(Raw records)
=======
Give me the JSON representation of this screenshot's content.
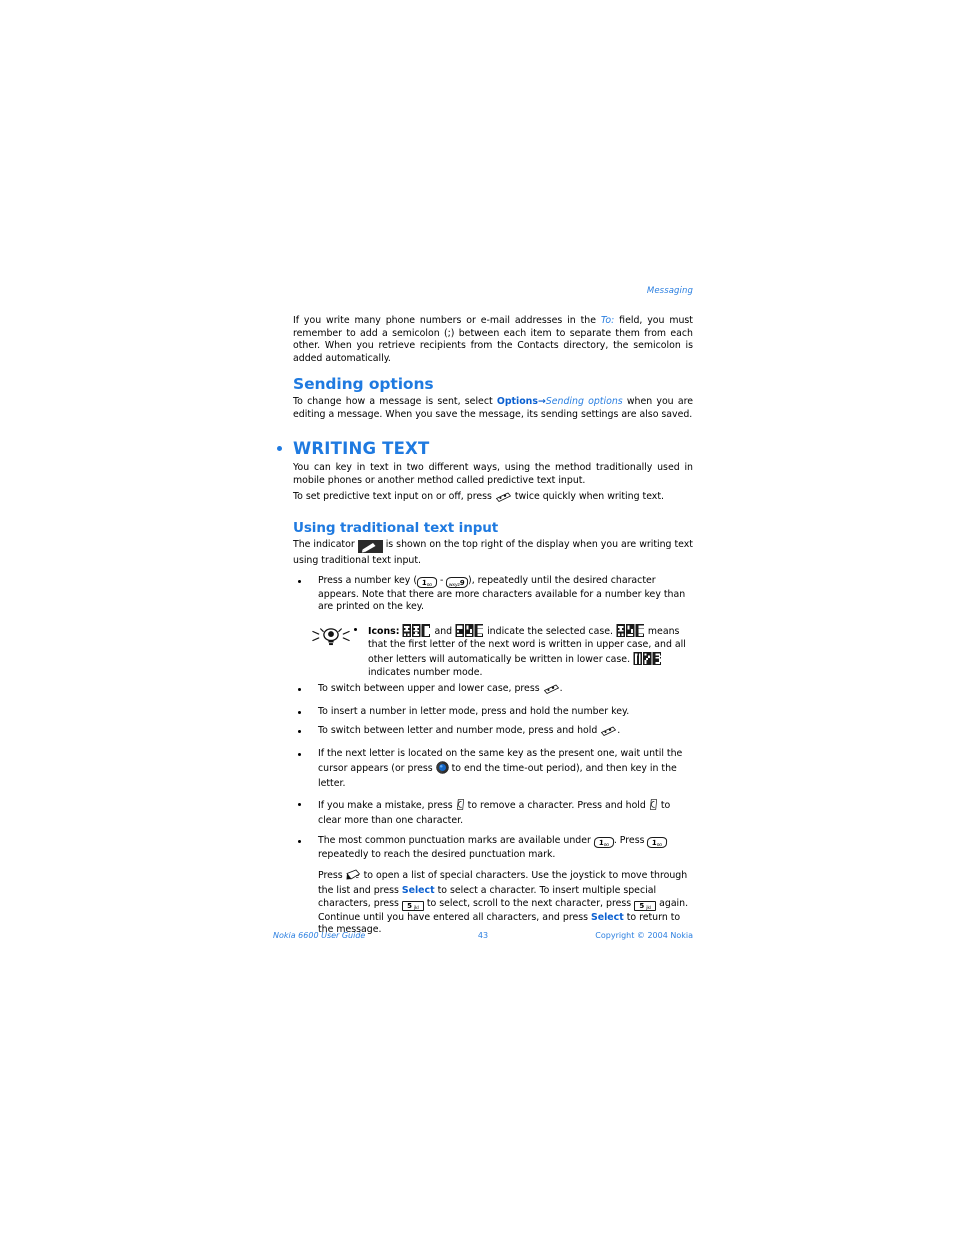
{
  "running_head": "Messaging",
  "intro_paragraph": {
    "part1": "If you write many phone numbers or e-mail addresses in the ",
    "field_label": "To:",
    "part2": " field, you must remember to add a semicolon (;) between each item to separate them from each other. When you retrieve recipients from the Contacts directory, the semicolon is added automatically."
  },
  "sending_options": {
    "heading": "Sending options",
    "text_part1": "To change how a message is sent, select ",
    "options_label": "Options",
    "arrow": "→",
    "sending_options_label": "Sending options",
    "text_part2": " when you are editing a message. When you save the message, its sending settings are also saved."
  },
  "writing_text": {
    "heading": "WRITING TEXT",
    "paragraph1": "You can key in text in two different ways, using the method traditionally used in mobile phones or another method called predictive text input.",
    "paragraph2_part1": "To set predictive text input on or off, press ",
    "paragraph2_part2": " twice quickly when writing text."
  },
  "traditional": {
    "heading": "Using traditional text input",
    "intro_part1": "The indicator ",
    "intro_part2": " is shown on the top right of the display when you are writing text using traditional text input.",
    "bullets": [
      {
        "id": "press-number-key",
        "part1": "Press a number key (",
        "key_from": {
          "digit": "1",
          "letters": "oo"
        },
        "dash": " - ",
        "key_to": {
          "digit": "9",
          "letters": "wxyz"
        },
        "part2": "), repeatedly until the desired character appears. Note that there are more characters available for a number key than are printed on the key."
      },
      {
        "id": "switch-case",
        "part1": "To switch between upper and lower case, press ",
        "part2": "."
      },
      {
        "id": "insert-number",
        "part1": "To insert a number in letter mode, press and hold the number key.",
        "part2": ""
      },
      {
        "id": "switch-letter-number",
        "part1": "To switch between letter and number mode, press and hold ",
        "part2": "."
      },
      {
        "id": "same-key-timeout",
        "part1": "If the next letter is located on the same key as the present one, wait until the cursor appears (or press ",
        "part2": " to end the time-out period), and then key in the letter."
      },
      {
        "id": "mistake-clear",
        "part1": "If you make a mistake, press ",
        "part2": " to remove a character. Press and hold ",
        "part3": " to clear more than one character."
      },
      {
        "id": "punctuation",
        "part1": "The most common punctuation marks are available under ",
        "part2": ". Press ",
        "part3": " repeatedly to reach the desired punctuation mark."
      }
    ],
    "tip": {
      "label": "Icons:",
      "text_part1": " and ",
      "text_part2": " indicate the selected case. ",
      "text_part3": " means that the first letter of the next word is written in upper case, and all other letters will automatically be written in lower case. ",
      "text_part4": " indicates number mode.",
      "badges": {
        "upper": "ABC",
        "lower": "abc",
        "mixed": "Abc",
        "number": "123"
      }
    },
    "special_chars": {
      "part1": "Press ",
      "part2": " to open a list of special characters. Use the joystick to move through the list and press ",
      "select_label_1": "Select",
      "part3": " to select a character. To insert multiple special characters, press ",
      "key": {
        "digit": "5",
        "letters": "jkl"
      },
      "part4": " to select, scroll to the next character, press ",
      "part5": " again. Continue until you have entered all characters, and press ",
      "select_label_2": "Select",
      "part6": " to return to the message."
    }
  },
  "footer": {
    "left": "Nokia 6600 User Guide",
    "page_number": "43",
    "right": "Copyright © 2004 Nokia"
  },
  "colors": {
    "link_blue": "#1f7ae0",
    "heading_blue": "#1f7ae0",
    "joystick_blue": "#1566c4"
  }
}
=======
• AIM:
Scan the material above. Copy each line that holds the word "automatically".

• CORRECT OUTPUT:
    "part2": " field, you must remember to add a semicolon (;) between each item to separate them from each other. When you retrieve recipients from the Contacts directory, the semicolon is added automatically."
      "text_part3": " means that the first letter of the next word is written in upper case, and all other letters will automatically be written in lower case. ",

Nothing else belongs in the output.